Extracted text:

# Solti Verdi Box



## Sonata (Aug 7, 2010)

Very tempting as it would give me the Don Carlo recording that I'm strongly considering as well as a second Aida, which I know is a great one. Anyone have the Verdi Solti opera box? How do you like it? What are strengths and weaknesses of the set? Sound quality?


----------



## Pugg (Aug 8, 2014)

To much Solti haters here 
(Not me, but hey, what do I know )


----------



## bigshot (Nov 22, 2011)

I like Solti in opera. A little extra juice is a good thing in drama. Not so much of a fan for Mahler and Beethoven stuff.


----------



## Sonata (Aug 7, 2010)

Cool, I think I'll go for it. Sooner or later....probably a Christmas present request.


----------



## Tsaraslondon (Nov 7, 2013)

The weaknesses are Solti's conducting. He has no idea how to conduct Verdi; often bombastic, often over-driven. He has no sense of the long lyrical line. Compare the way he conducts, say *La Traviata* with conductors like Giulini, Toscanini, Muti, Serafin, even Levine. All you hear with Solti are Verdi's oom pah pah rhythms, where the other conductors makes the strings soar and sing. He ruined Gheorghiu's Violetta for me (I saw it in the theatre) and he ruins his brilliantly cast *Aida*, which is over-emphatic and insensitive.

Solti is no Verdi conductor, as far as I'm concerned.


----------



## KRoad (Jun 1, 2012)

I purchased this box set - not least of all - because the libretti are included (electronically). Always a deciding factor IMO.


----------

Tasks to perform:
1. In the Solti Verdi box thread, what two recordings does the first post say the set would provide?
2. Based on the Solti Verdi box thread, explain why Tsaraslondon calls Solti's conducting the weakness of the set.

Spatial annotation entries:
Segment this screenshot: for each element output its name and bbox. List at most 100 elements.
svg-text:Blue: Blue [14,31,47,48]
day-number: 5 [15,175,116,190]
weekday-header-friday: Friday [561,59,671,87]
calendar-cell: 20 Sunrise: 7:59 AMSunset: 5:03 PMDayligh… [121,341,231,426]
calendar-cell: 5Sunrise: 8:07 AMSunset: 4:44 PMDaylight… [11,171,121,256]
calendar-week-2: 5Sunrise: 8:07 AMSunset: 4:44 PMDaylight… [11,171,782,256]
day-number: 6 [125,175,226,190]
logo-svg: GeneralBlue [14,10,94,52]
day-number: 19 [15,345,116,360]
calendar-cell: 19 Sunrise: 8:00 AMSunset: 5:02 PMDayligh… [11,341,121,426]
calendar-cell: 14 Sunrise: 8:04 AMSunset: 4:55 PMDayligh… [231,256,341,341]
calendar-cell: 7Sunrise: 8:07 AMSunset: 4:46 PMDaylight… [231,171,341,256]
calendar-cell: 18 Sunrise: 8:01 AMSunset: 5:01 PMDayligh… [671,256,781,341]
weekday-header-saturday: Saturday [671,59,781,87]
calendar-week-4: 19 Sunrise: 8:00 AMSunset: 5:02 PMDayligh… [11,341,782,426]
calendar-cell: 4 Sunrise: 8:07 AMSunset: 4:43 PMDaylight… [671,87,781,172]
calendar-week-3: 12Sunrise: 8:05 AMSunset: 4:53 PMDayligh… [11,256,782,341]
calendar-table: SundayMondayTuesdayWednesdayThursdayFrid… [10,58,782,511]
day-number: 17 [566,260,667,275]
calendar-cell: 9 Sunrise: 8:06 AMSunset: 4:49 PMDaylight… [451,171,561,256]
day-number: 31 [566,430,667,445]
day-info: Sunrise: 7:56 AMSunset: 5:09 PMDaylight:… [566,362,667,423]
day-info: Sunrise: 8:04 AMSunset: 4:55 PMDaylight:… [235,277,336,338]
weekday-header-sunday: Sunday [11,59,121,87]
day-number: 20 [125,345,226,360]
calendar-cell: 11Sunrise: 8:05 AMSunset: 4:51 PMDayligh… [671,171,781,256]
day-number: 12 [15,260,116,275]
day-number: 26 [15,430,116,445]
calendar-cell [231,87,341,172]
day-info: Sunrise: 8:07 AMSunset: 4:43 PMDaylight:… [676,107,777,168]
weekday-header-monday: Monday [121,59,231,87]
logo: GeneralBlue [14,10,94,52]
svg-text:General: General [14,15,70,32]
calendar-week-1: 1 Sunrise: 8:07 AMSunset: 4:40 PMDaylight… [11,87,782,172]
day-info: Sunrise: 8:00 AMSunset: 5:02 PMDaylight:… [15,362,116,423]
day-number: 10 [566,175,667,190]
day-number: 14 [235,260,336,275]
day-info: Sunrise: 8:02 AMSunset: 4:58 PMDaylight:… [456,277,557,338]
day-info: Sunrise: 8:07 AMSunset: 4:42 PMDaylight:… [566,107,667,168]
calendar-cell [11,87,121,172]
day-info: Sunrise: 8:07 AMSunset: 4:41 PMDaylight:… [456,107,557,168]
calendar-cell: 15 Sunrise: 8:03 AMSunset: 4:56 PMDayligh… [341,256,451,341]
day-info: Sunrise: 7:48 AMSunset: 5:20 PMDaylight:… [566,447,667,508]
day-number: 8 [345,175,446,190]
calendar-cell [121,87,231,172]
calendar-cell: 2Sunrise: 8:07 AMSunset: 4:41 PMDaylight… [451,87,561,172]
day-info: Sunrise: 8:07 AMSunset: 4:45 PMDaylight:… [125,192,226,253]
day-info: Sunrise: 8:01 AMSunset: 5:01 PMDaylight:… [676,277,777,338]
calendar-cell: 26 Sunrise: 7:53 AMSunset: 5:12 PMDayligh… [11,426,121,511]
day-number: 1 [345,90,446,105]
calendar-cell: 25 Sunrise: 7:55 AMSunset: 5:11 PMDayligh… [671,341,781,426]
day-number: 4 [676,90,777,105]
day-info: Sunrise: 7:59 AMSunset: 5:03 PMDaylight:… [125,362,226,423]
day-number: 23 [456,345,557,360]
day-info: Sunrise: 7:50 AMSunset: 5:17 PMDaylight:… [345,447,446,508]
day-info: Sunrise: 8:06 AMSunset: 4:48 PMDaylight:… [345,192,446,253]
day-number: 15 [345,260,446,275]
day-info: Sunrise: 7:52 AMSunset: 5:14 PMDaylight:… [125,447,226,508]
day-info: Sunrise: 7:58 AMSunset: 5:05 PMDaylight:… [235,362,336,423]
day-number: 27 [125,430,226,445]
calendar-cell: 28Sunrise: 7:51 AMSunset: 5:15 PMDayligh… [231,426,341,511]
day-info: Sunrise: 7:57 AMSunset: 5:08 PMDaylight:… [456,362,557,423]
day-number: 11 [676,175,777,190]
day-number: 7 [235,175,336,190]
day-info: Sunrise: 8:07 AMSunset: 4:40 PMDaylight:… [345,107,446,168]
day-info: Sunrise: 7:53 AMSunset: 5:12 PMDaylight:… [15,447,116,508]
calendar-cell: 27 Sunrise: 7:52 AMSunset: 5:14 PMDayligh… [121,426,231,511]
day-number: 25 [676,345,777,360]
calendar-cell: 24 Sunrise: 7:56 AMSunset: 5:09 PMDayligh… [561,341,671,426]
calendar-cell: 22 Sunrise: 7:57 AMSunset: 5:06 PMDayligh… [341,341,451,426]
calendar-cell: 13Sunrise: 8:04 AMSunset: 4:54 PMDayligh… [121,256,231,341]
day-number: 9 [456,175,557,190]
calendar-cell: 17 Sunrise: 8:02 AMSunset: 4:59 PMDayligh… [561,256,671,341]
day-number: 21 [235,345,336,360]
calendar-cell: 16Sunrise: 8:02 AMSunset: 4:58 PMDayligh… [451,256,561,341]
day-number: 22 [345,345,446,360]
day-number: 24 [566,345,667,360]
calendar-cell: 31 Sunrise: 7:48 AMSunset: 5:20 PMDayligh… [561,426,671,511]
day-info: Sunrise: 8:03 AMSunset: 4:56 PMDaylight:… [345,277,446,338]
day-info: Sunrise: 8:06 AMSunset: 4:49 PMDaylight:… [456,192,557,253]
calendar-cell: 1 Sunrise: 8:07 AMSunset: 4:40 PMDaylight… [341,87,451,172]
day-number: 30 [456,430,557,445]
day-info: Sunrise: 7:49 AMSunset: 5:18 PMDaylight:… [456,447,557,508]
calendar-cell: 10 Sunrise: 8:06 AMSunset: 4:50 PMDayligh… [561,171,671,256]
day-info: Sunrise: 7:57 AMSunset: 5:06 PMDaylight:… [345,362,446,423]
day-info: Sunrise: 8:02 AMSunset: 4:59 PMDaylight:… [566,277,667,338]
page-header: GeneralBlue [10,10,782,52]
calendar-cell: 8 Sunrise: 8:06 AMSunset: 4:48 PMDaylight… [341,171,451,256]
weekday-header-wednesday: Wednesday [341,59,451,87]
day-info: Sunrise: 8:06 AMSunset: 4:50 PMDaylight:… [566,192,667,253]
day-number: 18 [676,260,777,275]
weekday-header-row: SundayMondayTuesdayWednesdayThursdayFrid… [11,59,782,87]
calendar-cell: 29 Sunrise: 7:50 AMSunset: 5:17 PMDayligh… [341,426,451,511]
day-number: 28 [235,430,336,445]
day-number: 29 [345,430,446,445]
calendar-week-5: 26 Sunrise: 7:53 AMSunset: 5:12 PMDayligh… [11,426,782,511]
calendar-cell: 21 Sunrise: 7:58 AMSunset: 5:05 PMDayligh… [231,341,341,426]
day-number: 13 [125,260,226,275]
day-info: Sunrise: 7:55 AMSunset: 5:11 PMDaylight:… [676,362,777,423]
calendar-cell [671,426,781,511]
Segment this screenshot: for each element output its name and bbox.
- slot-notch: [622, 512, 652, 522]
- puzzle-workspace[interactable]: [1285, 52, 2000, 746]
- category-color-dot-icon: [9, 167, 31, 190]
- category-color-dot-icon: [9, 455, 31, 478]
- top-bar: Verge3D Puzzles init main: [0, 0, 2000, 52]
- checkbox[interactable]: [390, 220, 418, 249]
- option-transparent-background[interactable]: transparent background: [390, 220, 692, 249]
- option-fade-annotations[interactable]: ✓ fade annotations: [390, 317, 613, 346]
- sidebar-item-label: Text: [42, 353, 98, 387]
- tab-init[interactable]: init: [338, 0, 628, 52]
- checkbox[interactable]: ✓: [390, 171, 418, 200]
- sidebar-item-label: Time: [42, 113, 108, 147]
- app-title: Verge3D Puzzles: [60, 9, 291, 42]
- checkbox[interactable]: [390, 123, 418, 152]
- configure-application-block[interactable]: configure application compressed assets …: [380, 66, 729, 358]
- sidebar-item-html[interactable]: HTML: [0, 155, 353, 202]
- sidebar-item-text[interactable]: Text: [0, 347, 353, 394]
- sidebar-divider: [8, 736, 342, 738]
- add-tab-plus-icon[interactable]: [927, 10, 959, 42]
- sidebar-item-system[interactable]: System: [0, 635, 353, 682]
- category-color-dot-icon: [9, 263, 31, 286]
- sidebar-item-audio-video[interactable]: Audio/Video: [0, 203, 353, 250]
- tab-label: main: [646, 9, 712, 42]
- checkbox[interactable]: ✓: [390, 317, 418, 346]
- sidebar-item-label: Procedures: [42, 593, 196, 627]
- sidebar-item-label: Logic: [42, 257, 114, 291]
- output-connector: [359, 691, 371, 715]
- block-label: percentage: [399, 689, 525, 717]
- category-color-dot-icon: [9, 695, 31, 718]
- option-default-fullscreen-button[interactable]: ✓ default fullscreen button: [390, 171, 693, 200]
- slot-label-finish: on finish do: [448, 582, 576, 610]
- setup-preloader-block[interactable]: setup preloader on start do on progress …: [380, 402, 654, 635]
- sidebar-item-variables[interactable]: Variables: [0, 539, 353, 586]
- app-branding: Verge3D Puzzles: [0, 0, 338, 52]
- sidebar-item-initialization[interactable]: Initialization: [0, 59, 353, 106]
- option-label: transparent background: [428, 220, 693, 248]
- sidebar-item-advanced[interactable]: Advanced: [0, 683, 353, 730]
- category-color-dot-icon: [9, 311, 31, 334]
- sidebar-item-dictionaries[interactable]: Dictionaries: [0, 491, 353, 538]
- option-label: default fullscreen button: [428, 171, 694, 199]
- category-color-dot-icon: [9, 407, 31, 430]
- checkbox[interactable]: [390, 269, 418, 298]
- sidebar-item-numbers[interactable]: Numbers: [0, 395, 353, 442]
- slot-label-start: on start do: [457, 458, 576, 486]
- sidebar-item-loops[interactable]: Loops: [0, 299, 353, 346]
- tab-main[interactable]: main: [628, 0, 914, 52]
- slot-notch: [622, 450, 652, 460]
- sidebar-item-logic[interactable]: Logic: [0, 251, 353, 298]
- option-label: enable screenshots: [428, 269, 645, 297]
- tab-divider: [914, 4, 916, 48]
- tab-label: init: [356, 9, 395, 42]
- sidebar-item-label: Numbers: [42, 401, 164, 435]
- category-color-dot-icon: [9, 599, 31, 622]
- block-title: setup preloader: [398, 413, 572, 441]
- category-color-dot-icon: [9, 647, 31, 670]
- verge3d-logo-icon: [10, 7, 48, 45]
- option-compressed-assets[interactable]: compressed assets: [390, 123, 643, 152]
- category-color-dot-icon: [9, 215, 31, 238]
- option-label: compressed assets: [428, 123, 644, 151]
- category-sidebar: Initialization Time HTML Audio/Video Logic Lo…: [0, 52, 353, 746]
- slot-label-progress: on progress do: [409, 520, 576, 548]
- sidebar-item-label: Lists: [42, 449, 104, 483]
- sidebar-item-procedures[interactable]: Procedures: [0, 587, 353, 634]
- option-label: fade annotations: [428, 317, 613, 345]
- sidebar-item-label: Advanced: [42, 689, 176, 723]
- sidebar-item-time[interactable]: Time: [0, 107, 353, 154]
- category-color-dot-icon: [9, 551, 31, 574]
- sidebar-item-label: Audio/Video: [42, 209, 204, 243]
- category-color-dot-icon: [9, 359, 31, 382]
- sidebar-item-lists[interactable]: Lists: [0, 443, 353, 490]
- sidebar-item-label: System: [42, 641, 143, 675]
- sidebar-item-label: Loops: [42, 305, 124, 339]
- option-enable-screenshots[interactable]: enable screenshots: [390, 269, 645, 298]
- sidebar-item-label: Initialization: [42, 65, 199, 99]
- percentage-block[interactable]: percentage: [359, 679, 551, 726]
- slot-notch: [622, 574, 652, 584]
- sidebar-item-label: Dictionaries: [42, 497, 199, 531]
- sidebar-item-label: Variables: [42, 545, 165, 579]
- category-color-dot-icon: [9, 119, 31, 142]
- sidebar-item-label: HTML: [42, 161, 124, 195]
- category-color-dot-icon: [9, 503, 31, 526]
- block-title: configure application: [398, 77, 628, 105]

Complete answers:
1. The Don Carlo recording and a second Aida.

2. Tsaraslondon finds Solti's Verdi often bombastic and over-driven, with no sense of the long lyrical line. With Solti, all you hear are Verdi's oom pah pah rhythms, while other conductors make the strings soar and sing. This makes his Aida over-emphatic and insensitive.